_DESCRIPTION OF THE TASK_:
Omit the pictures from the entries below and retype everything else exactly.

_LISTED RECORDS_:

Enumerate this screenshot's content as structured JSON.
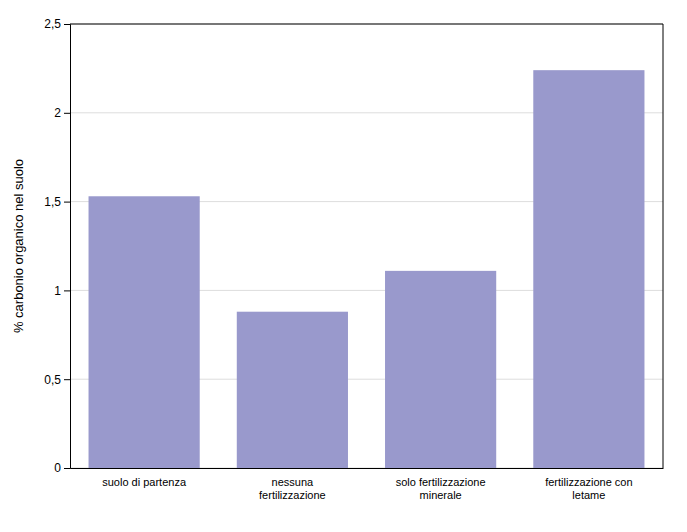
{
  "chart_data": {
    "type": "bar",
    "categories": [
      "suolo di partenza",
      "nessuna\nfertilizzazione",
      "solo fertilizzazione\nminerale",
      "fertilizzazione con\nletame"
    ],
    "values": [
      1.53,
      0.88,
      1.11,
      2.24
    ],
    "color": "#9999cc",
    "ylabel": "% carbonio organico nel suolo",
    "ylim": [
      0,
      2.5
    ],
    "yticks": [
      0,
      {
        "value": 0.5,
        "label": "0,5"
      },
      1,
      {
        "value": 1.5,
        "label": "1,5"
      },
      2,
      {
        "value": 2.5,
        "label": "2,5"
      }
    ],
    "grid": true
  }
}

_ANSWER FOR THE TASK_:
Enumerate this screenshot's content as structured JSON.
{
  "chart_data": {
    "type": "bar",
    "categories": [
      "suolo di partenza",
      "nessuna\nfertilizzazione",
      "solo fertilizzazione\nminerale",
      "fertilizzazione con\nletame"
    ],
    "values": [
      1.53,
      0.88,
      1.11,
      2.24
    ],
    "color": "#9999cc",
    "ylabel": "% carbonio organico nel suolo",
    "ylim": [
      0,
      2.5
    ],
    "yticks": [
      0,
      {
        "value": 0.5,
        "label": "0,5"
      },
      1,
      {
        "value": 1.5,
        "label": "1,5"
      },
      2,
      {
        "value": 2.5,
        "label": "2,5"
      }
    ],
    "grid": true
  }
}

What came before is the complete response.